» Tarea breve: Reproduzca sin cambios el tramo de las entradas que comienza con su primera línea y termina con la línea que contiene "series-1-point-8 [101,238,111,249]", incluidas ambas.

•••

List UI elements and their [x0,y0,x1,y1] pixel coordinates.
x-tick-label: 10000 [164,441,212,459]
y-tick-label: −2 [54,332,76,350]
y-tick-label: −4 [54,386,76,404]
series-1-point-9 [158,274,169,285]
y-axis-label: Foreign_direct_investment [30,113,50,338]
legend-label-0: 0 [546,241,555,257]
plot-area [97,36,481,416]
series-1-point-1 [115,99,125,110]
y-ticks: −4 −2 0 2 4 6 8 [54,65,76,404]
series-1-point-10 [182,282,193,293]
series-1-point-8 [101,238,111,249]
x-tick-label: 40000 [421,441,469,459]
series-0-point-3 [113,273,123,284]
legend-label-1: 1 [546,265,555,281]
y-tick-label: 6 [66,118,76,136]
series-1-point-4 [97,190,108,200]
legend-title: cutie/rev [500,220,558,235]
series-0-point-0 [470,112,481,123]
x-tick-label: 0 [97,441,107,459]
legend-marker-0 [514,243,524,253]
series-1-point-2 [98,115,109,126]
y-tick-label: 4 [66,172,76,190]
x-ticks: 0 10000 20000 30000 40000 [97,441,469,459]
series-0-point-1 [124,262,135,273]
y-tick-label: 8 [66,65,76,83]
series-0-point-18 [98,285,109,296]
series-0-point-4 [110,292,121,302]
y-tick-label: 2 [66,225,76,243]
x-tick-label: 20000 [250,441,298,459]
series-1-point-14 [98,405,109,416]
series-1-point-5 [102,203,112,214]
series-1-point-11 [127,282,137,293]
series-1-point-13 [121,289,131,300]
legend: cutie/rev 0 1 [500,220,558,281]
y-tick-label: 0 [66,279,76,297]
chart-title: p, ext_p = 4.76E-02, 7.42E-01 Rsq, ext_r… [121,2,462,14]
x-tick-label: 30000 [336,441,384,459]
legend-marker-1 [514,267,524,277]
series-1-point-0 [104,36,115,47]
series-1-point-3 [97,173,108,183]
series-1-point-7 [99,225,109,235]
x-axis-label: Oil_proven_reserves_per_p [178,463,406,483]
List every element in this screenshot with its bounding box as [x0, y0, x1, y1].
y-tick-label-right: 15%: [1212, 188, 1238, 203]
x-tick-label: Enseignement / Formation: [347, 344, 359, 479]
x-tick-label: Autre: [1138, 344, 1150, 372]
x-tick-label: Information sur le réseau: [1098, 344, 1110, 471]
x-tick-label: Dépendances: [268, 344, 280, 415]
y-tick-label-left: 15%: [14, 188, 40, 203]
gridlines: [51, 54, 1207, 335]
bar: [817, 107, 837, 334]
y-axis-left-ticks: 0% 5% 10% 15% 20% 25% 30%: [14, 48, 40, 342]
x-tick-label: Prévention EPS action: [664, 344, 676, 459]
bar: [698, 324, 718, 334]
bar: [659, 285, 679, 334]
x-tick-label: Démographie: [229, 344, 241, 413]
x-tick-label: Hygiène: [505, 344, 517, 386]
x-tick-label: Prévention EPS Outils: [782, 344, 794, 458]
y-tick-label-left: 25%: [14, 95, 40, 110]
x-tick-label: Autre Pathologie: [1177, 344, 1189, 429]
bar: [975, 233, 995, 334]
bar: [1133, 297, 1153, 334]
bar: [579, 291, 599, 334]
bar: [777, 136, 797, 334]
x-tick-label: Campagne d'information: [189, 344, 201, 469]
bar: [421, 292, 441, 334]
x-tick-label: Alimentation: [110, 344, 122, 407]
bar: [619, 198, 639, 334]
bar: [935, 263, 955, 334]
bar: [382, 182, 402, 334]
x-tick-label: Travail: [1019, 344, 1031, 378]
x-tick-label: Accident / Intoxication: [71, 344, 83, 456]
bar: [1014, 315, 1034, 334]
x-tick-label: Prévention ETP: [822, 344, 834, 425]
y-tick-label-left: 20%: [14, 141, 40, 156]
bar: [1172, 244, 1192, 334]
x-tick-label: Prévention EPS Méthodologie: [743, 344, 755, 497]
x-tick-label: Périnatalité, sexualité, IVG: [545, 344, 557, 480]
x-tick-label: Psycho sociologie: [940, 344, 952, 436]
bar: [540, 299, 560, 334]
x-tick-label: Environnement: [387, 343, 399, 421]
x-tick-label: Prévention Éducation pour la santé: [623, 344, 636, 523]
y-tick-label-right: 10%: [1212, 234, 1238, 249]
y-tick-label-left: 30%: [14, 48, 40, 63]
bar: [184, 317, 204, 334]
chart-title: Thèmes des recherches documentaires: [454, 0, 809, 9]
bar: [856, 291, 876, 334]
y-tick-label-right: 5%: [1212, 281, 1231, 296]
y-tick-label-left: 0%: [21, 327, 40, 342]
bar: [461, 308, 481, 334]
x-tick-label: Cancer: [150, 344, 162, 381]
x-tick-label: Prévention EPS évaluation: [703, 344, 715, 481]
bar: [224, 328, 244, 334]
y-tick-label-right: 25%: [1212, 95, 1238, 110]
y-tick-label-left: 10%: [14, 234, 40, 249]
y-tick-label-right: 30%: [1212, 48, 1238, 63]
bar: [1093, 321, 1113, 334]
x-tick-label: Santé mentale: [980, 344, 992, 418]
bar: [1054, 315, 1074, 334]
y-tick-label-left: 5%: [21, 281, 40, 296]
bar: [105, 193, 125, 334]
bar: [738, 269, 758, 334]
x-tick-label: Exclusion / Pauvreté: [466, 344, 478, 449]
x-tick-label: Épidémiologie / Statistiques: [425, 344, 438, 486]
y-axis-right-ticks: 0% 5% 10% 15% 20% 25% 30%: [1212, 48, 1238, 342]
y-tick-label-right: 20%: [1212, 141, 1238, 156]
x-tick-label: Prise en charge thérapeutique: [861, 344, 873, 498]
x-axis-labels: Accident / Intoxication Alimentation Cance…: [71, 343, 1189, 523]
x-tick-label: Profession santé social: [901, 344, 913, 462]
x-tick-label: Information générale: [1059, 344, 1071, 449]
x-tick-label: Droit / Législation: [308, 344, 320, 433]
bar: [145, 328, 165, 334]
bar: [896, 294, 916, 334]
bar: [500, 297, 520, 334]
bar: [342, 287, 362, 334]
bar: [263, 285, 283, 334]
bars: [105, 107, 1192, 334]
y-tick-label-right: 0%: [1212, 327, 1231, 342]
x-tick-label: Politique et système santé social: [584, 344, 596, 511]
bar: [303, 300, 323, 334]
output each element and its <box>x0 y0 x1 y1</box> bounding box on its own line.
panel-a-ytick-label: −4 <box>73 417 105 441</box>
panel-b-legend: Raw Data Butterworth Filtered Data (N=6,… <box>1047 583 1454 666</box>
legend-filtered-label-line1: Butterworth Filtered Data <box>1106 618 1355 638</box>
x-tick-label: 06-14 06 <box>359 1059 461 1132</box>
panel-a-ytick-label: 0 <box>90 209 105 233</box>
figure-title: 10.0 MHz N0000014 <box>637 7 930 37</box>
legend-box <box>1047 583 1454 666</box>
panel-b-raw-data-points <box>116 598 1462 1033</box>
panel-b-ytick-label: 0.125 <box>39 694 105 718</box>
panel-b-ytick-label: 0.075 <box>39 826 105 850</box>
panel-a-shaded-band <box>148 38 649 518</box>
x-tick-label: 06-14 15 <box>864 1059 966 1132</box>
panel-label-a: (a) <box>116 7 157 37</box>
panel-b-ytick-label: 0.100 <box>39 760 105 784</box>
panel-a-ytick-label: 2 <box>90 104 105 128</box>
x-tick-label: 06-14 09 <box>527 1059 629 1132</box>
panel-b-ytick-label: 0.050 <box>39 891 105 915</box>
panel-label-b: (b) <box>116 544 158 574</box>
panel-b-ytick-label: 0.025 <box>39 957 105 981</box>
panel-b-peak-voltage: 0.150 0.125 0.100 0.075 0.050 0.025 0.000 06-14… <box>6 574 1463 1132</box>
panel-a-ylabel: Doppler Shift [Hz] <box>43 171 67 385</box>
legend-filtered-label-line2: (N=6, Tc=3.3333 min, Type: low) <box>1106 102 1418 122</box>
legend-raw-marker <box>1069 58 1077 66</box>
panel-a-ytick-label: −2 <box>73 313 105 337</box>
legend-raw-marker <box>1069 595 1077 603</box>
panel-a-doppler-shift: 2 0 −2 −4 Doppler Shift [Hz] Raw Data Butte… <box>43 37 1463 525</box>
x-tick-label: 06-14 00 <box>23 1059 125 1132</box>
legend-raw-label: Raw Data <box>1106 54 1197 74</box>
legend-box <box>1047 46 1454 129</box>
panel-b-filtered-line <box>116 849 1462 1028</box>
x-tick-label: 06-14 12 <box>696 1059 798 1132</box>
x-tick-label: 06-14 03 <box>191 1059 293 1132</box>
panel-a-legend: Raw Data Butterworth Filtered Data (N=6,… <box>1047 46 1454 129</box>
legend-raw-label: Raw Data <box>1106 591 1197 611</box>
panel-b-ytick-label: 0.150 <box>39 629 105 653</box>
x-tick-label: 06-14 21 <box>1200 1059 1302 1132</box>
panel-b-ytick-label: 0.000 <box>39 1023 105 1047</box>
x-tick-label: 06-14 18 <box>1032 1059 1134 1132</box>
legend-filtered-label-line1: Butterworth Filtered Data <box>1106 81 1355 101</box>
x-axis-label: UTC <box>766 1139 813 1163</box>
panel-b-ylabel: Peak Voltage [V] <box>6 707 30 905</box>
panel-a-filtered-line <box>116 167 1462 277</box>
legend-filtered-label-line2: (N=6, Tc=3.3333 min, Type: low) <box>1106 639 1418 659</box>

•••

» Resultado:
List UI elements and their [x0,y0,x1,y1] pixel coordinates.
x-tick-label: 10000 [164,441,212,459]
y-tick-label: −2 [54,332,76,350]
y-tick-label: −4 [54,386,76,404]
series-1-point-9 [158,274,169,285]
y-axis-label: Foreign_direct_investment [30,113,50,338]
legend-label-0: 0 [546,241,555,257]
plot-area [97,36,481,416]
series-1-point-1 [115,99,125,110]
y-ticks: −4 −2 0 2 4 6 8 [54,65,76,404]
series-1-point-10 [182,282,193,293]
series-1-point-8 [101,238,111,249]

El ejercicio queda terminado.